Text segment -
[GZG] Re: Was FTL, now FTL comms

4 posts ยท Jul 29 2005 to Jul 30 2005

From: David Billinghurst <davebill@c...>

Date: Fri, 29 Jul 2005 21:30:47 +1200

Subject: [GZG] Re: Was FTL, now FTL comms

Hi Scott,

The basic rules don't mention any 'strategic' stuff, like comms, at all.

I've always been quite comfortable with interstellar communications moving at
the speed of the fastest courier ship. Gives a bit of delayed reaction for
fleet movements so that, as someone else has pointed, a command system
of pre-plotted moves, such as in Fifth Frontier War, models the
communication lag quite nicely.

> Of course, a lot of that depends on the existence and nature of FTL

Ursula Le Guin's 'ansible' (sp?) communication system was much like a (very)
long distance telephone call. So word of the invasion would come through, like
via telegraph, and then the fleet would be dispatched and would still
have to move to the point of contact - possibly better for a campaign
where the players are both strategic commanders and fleet commanders and want
to know what's happening each move. If the ansible system required a gravity
well or very long array (ie orbit diametre) to work, then the fleets would be
out of contact with the High Command until they managed to hook up with the
local 'telegraph' office.

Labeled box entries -
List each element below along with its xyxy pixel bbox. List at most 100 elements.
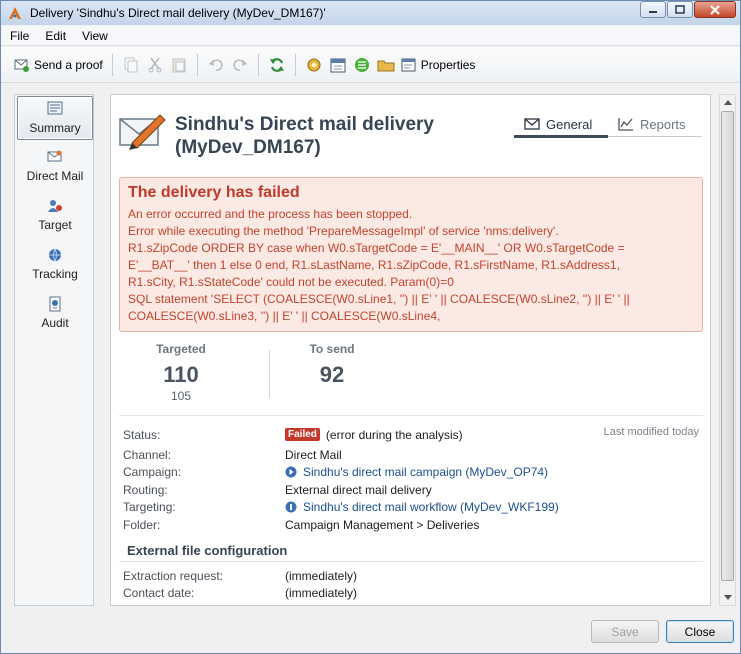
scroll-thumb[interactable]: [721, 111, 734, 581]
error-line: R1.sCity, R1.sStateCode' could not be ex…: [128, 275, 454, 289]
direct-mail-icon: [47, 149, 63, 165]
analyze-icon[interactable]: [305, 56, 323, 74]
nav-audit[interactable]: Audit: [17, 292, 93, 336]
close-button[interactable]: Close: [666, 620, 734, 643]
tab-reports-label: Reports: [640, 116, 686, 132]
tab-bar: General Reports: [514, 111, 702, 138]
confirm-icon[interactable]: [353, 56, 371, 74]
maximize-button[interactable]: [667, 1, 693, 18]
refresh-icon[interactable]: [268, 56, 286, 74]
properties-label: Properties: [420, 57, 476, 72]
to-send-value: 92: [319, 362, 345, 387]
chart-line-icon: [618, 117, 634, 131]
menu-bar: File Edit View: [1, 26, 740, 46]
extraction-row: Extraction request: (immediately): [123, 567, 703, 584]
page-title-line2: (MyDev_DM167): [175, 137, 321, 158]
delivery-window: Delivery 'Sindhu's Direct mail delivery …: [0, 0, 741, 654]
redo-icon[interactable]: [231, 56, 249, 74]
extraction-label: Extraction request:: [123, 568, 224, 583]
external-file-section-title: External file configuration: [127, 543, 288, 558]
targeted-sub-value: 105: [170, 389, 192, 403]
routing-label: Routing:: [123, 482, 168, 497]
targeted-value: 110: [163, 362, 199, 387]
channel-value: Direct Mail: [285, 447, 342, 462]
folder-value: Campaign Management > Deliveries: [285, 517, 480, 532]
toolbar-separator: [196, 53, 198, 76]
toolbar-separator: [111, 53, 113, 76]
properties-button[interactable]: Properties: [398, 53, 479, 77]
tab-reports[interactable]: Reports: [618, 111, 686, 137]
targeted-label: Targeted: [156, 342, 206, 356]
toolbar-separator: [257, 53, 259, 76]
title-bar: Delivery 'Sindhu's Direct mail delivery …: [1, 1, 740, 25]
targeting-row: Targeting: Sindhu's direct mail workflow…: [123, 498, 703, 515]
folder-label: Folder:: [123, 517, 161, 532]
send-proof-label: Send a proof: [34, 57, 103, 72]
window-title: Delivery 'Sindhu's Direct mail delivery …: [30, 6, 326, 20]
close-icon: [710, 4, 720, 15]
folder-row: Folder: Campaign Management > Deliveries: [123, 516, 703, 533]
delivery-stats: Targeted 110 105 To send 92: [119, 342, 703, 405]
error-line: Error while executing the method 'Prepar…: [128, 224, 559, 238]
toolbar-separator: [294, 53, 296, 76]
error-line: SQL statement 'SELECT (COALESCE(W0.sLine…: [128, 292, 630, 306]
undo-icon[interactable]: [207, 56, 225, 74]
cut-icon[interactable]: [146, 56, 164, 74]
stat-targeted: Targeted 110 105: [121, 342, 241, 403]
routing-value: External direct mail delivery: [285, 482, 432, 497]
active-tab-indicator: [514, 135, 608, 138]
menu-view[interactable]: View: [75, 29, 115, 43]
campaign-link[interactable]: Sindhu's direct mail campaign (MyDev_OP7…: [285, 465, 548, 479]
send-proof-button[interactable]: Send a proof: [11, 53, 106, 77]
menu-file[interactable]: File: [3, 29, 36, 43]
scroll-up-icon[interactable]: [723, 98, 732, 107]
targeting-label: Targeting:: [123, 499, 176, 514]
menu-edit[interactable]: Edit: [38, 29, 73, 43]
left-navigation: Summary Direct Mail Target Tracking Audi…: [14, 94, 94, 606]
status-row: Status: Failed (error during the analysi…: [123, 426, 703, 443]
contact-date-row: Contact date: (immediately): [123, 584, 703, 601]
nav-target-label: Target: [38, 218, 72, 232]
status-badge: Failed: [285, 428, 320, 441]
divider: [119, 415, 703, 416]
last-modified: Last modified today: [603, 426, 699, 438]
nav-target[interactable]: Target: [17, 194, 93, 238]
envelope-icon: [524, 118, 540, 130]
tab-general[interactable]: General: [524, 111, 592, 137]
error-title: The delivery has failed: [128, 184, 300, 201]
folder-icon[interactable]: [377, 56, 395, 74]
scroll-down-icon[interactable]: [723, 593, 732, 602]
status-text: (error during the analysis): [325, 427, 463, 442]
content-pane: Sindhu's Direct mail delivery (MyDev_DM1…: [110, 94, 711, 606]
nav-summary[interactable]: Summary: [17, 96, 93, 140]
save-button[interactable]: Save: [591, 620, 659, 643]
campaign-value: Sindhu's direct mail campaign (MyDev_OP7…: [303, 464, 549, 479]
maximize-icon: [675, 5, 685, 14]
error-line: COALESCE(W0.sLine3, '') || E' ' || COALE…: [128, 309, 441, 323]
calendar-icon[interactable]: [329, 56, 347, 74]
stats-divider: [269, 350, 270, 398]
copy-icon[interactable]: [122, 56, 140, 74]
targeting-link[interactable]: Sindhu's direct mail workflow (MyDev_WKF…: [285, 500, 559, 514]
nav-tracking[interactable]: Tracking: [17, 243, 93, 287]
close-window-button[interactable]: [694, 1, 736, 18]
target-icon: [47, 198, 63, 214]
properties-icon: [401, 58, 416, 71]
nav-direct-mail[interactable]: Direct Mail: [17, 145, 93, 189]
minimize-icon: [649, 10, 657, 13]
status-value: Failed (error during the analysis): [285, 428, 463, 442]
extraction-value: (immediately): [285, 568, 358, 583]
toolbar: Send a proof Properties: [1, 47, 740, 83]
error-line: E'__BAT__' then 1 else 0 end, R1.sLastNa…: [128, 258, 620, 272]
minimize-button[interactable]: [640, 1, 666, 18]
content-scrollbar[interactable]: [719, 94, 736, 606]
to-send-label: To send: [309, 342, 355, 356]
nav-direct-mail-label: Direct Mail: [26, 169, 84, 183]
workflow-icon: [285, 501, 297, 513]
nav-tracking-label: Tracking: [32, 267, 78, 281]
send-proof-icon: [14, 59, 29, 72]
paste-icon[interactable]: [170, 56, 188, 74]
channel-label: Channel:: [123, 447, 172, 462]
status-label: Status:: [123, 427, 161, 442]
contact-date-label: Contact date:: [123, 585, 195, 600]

Tasks to complete -
1. Update the FTL communications post from "Ursula Le Guin's" to "local 'telegraph' office.", replacing "High Command" with "Admiralty".
2. Translate the following sentence from the FTL communications post into French: "The basic rules don't mention any 'strategic' stuff, like comms, at all."
3. Pick up the FTL communications post where it stops and continue it.

Answers by task -
1.
Ursula Le Guin's 'ansible' (sp?) communication system was much like a (very)
long distance telephone call. So word of the invasion would come through, like
via telegraph, and then the fleet would be dispatched and would still
have to move to the point of contact - possibly better for a campaign
where the players are both strategic commanders and fleet commanders and want
to know what's happening each move. If the ansible system required a gravity
well or very long array (ie orbit diametre) to work, then the fleets would be
out of contact with the Admiralty until they managed to hook up with the
local 'telegraph' office.

2. Les règles de base ne font absolument aucune mention d'aspects « stratégiques », comme les communications.

3.
> Is it possible/feasible to detect an invading fleet before they drop

In one of the back-files, someone coined a lovely phrase for the
bow-wave of
an FTL ship or fleet re-entering real-space - but I can't remember it
  David Weber calls it a hyper foot-print, but I'm sure there is a more
elegant term for it.

The suggestion was that this might be detectable up to several hours before
re-entry so defenders might begin to react but were unlikely to be able
to
intercept immediately on re-entry (unless unfortunate enough to be right
under the re-entry point).

Regards

From: John Atkinson <johnmatkinson@y...>

Date: Fri, 29 Jul 2005 21:30:05 +0200

Subject: Re: [GZG] Re: Was FTL, now FTL comms

> On 7/29/05, David Billinghurst <davebill@clear.net.nz> wrote:

> I've always been quite comfortable with interstellar communications

Here's the problem.

In history, where nations were large enough and comms primitive enough for
there to be a significant time lag, local commanders had a LOT of leeway. In
some cases, as of certain times and places in the British Empire, the local
officials could provoke a war, fight it, and impose peace terms before the
central government could figure out precisely what was happening.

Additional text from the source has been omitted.